Written instruction: Take the records underneath and set them down exactly.

>> start Extracted material

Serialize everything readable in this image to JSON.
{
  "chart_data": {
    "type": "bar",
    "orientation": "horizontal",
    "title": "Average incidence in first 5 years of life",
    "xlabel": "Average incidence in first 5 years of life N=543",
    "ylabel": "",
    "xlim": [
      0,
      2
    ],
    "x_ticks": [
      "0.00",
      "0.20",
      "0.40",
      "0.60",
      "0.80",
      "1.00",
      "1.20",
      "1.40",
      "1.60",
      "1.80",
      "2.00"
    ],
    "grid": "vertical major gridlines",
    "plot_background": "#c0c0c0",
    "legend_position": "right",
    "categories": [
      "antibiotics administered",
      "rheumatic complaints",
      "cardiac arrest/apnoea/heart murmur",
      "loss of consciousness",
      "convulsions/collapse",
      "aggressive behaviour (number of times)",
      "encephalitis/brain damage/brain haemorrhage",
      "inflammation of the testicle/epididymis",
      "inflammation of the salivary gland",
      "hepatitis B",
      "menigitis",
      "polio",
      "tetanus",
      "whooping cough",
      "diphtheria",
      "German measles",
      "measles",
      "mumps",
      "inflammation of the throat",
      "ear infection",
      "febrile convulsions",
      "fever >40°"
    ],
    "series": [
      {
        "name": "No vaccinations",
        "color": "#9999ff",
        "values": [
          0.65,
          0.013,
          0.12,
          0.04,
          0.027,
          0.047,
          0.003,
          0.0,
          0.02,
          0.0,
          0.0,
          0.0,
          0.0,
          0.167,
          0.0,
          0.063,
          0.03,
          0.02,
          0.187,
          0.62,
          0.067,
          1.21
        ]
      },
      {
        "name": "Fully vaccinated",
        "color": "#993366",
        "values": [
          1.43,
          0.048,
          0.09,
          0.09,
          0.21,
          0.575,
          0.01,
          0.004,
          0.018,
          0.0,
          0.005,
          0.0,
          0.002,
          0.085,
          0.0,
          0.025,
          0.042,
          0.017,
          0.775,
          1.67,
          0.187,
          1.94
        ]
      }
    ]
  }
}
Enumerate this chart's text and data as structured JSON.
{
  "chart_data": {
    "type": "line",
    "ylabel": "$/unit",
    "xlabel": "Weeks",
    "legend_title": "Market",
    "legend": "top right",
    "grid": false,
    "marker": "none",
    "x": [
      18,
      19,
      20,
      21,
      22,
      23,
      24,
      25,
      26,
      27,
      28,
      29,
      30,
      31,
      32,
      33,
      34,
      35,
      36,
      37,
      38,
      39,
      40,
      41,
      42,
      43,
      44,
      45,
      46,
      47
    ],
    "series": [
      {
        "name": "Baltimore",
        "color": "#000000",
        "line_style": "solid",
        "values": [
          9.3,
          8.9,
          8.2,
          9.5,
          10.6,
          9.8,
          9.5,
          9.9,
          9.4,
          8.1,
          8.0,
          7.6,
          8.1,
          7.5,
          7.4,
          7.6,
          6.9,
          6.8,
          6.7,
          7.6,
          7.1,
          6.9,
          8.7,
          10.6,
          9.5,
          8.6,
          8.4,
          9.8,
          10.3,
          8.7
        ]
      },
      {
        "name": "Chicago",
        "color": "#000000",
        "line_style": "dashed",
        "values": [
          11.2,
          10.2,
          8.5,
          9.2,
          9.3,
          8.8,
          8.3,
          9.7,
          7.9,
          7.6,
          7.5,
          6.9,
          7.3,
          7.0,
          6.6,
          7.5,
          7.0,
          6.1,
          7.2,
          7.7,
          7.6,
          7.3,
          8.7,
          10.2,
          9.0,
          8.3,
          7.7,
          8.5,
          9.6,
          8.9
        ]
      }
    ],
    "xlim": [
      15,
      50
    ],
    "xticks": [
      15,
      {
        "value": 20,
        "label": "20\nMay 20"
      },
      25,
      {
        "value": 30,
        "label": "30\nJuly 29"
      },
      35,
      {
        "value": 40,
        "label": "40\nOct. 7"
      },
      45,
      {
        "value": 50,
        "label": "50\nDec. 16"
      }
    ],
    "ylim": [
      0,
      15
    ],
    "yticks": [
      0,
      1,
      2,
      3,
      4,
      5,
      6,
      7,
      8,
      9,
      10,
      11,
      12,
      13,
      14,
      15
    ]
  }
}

>> end Extracted material

Problem solution:
Serialize everything readable in this image to JSON.
{
  "chart_data": {
    "type": "bar",
    "orientation": "horizontal",
    "title": "Average incidence in first 5 years of life",
    "xlabel": "Average incidence in first 5 years of life N=543",
    "ylabel": "",
    "xlim": [
      0,
      2
    ],
    "x_ticks": [
      "0.00",
      "0.20",
      "0.40",
      "0.60",
      "0.80",
      "1.00",
      "1.20",
      "1.40",
      "1.60",
      "1.80",
      "2.00"
    ],
    "grid": "vertical major gridlines",
    "plot_background": "#c0c0c0",
    "legend_position": "right",
    "categories": [
      "antibiotics administered",
      "rheumatic complaints",
      "cardiac arrest/apnoea/heart murmur",
      "loss of consciousness",
      "convulsions/collapse",
      "aggressive behaviour (number of times)",
      "encephalitis/brain damage/brain haemorrhage",
      "inflammation of the testicle/epididymis",
      "inflammation of the salivary gland",
      "hepatitis B",
      "menigitis",
      "polio",
      "tetanus",
      "whooping cough",
      "diphtheria",
      "German measles",
      "measles",
      "mumps",
      "inflammation of the throat",
      "ear infection",
      "febrile convulsions",
      "fever >40°"
    ],
    "series": [
      {
        "name": "No vaccinations",
        "color": "#9999ff",
        "values": [
          0.65,
          0.013,
          0.12,
          0.04,
          0.027,
          0.047,
          0.003,
          0.0,
          0.02,
          0.0,
          0.0,
          0.0,
          0.0,
          0.167,
          0.0,
          0.063,
          0.03,
          0.02,
          0.187,
          0.62,
          0.067,
          1.21
        ]
      },
      {
        "name": "Fully vaccinated",
        "color": "#993366",
        "values": [
          1.43,
          0.048,
          0.09,
          0.09,
          0.21,
          0.575,
          0.01,
          0.004,
          0.018,
          0.0,
          0.005,
          0.0,
          0.002,
          0.085,
          0.0,
          0.025,
          0.042,
          0.017,
          0.775,
          1.67,
          0.187,
          1.94
        ]
      }
    ]
  }
}
Enumerate this chart's text and data as structured JSON.
{
  "chart_data": {
    "type": "line",
    "ylabel": "$/unit",
    "xlabel": "Weeks",
    "legend_title": "Market",
    "legend": "top right",
    "grid": false,
    "marker": "none",
    "x": [
      18,
      19,
      20,
      21,
      22,
      23,
      24,
      25,
      26,
      27,
      28,
      29,
      30,
      31,
      32,
      33,
      34,
      35,
      36,
      37,
      38,
      39,
      40,
      41,
      42,
      43,
      44,
      45,
      46,
      47
    ],
    "series": [
      {
        "name": "Baltimore",
        "color": "#000000",
        "line_style": "solid",
        "values": [
          9.3,
          8.9,
          8.2,
          9.5,
          10.6,
          9.8,
          9.5,
          9.9,
          9.4,
          8.1,
          8.0,
          7.6,
          8.1,
          7.5,
          7.4,
          7.6,
          6.9,
          6.8,
          6.7,
          7.6,
          7.1,
          6.9,
          8.7,
          10.6,
          9.5,
          8.6,
          8.4,
          9.8,
          10.3,
          8.7
        ]
      },
      {
        "name": "Chicago",
        "color": "#000000",
        "line_style": "dashed",
        "values": [
          11.2,
          10.2,
          8.5,
          9.2,
          9.3,
          8.8,
          8.3,
          9.7,
          7.9,
          7.6,
          7.5,
          6.9,
          7.3,
          7.0,
          6.6,
          7.5,
          7.0,
          6.1,
          7.2,
          7.7,
          7.6,
          7.3,
          8.7,
          10.2,
          9.0,
          8.3,
          7.7,
          8.5,
          9.6,
          8.9
        ]
      }
    ],
    "xlim": [
      15,
      50
    ],
    "xticks": [
      15,
      {
        "value": 20,
        "label": "20\nMay 20"
      },
      25,
      {
        "value": 30,
        "label": "30\nJuly 29"
      },
      35,
      {
        "value": 40,
        "label": "40\nOct. 7"
      },
      45,
      {
        "value": 50,
        "label": "50\nDec. 16"
      }
    ],
    "ylim": [
      0,
      15
    ],
    "yticks": [
      0,
      1,
      2,
      3,
      4,
      5,
      6,
      7,
      8,
      9,
      10,
      11,
      12,
      13,
      14,
      15
    ]
  }
}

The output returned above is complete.